▶ **WHAT YOU HAVE TO DO**
Every line that holds "portfolio" should be shown.
══════════
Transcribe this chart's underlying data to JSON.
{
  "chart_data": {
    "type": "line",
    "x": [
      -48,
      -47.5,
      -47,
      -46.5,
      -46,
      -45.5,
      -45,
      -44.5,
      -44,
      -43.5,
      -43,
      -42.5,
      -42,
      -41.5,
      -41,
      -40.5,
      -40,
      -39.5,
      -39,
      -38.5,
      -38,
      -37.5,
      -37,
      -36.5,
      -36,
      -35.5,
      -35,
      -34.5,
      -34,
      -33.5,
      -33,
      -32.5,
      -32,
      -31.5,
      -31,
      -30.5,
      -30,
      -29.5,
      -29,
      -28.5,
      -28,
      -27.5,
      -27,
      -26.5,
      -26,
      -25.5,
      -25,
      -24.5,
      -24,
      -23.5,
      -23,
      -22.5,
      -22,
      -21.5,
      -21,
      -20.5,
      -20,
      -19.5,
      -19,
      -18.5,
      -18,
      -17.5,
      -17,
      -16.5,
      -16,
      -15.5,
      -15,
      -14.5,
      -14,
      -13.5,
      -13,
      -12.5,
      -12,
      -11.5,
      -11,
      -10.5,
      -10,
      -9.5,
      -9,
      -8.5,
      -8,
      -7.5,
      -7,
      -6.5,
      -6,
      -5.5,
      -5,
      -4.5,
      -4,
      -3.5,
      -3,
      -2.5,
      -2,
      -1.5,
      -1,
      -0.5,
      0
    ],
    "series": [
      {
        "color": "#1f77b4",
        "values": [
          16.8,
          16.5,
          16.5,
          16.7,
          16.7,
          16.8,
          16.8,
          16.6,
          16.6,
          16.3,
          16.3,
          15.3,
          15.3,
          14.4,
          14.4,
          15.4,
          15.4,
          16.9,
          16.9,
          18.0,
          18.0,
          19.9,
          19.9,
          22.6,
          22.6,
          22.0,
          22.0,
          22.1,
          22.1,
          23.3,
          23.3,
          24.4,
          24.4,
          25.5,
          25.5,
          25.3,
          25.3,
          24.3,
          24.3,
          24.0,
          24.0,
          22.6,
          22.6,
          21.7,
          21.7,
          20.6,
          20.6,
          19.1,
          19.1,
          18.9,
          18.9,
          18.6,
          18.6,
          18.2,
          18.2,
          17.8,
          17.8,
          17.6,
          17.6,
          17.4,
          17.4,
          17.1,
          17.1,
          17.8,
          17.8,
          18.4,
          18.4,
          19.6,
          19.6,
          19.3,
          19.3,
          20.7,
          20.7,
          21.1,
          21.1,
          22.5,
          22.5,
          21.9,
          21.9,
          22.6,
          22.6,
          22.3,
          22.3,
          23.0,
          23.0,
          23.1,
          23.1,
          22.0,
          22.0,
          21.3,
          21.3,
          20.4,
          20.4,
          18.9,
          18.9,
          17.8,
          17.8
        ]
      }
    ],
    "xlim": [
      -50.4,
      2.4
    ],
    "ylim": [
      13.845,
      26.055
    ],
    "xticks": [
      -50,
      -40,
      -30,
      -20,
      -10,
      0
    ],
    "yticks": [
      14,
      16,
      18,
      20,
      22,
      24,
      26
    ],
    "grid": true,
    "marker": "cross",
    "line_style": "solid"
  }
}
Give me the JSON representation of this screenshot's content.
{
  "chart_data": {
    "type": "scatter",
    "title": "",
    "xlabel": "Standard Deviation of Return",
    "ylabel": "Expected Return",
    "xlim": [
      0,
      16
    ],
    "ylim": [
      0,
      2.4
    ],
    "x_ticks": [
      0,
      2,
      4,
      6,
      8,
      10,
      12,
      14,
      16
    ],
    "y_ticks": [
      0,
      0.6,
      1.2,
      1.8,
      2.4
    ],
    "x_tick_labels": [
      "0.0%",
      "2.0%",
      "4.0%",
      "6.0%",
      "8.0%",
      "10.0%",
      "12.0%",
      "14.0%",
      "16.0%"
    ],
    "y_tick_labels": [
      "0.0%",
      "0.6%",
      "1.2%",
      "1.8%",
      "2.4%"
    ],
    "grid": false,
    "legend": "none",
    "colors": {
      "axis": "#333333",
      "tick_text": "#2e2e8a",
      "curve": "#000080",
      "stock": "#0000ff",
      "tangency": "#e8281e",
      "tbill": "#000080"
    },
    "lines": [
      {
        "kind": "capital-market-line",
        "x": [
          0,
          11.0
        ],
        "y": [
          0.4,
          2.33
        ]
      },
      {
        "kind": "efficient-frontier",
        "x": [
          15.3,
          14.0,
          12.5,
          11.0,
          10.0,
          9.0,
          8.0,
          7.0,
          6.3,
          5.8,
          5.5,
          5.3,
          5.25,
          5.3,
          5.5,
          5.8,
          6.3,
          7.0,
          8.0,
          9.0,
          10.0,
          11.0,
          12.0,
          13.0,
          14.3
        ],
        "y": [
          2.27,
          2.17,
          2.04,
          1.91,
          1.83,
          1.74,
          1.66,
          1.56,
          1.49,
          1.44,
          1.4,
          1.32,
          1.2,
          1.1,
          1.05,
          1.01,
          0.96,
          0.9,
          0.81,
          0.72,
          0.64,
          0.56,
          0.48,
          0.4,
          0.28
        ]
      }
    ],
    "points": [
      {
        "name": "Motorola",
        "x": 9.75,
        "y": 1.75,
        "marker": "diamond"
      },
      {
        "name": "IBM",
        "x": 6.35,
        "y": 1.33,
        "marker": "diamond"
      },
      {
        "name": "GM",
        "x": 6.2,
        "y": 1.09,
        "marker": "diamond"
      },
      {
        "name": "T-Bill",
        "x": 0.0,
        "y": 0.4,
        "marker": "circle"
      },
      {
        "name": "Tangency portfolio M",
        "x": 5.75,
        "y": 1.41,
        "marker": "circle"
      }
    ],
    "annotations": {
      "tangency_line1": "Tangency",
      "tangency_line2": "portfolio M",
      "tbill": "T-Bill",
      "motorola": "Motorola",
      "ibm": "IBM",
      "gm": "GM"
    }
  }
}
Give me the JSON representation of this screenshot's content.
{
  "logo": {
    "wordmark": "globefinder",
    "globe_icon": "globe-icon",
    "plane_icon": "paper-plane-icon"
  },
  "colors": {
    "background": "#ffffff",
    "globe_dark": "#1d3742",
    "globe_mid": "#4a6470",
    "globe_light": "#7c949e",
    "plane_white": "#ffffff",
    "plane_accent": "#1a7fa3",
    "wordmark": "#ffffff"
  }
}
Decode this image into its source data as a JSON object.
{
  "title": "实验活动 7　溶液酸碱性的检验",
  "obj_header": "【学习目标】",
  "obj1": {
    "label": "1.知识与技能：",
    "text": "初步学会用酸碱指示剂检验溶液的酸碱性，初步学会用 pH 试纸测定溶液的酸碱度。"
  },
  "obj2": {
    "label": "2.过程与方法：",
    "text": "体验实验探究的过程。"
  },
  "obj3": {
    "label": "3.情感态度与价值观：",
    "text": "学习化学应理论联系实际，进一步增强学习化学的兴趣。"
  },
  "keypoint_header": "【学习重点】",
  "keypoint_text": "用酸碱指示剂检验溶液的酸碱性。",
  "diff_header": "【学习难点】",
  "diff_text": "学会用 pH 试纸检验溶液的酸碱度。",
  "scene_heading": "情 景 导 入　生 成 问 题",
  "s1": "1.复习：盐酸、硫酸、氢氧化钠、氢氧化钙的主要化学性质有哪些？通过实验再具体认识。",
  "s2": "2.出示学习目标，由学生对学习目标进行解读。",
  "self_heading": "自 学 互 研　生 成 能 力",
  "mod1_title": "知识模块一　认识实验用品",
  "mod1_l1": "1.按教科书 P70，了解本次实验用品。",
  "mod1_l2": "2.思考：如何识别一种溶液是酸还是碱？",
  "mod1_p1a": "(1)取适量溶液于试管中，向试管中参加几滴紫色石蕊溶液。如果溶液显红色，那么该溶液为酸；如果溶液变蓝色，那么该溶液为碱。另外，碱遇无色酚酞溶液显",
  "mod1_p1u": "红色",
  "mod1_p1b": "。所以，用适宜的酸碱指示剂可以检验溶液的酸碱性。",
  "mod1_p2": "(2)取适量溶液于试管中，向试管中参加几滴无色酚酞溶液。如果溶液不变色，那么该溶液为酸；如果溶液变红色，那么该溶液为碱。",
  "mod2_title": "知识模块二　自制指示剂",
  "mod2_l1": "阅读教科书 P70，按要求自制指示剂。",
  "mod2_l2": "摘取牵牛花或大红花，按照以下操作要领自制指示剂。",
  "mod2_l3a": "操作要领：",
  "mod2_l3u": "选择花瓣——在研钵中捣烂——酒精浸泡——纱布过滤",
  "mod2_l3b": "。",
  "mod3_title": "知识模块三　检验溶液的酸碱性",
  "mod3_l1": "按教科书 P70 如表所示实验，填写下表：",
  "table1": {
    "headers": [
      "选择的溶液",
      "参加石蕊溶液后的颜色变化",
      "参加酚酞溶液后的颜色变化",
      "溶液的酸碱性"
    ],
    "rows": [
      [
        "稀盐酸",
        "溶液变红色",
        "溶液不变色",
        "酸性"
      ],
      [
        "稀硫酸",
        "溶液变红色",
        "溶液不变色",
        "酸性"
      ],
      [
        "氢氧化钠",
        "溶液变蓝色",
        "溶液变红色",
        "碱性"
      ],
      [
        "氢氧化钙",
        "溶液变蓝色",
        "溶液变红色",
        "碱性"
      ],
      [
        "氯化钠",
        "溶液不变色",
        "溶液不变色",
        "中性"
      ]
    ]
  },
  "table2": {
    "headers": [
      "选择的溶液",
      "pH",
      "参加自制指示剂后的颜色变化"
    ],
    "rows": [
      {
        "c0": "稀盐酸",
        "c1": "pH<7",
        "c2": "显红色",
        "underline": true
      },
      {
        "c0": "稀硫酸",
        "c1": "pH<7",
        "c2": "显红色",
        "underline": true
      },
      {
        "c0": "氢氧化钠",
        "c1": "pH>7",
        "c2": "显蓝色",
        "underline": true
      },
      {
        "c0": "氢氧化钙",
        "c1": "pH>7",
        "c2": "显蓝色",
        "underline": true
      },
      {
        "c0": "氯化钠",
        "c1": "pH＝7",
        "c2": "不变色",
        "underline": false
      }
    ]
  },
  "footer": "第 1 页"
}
══════════
▶ **CORRECT RESULT**
        "name": "Tangency portfolio M",
      "tangency_line2": "portfolio M",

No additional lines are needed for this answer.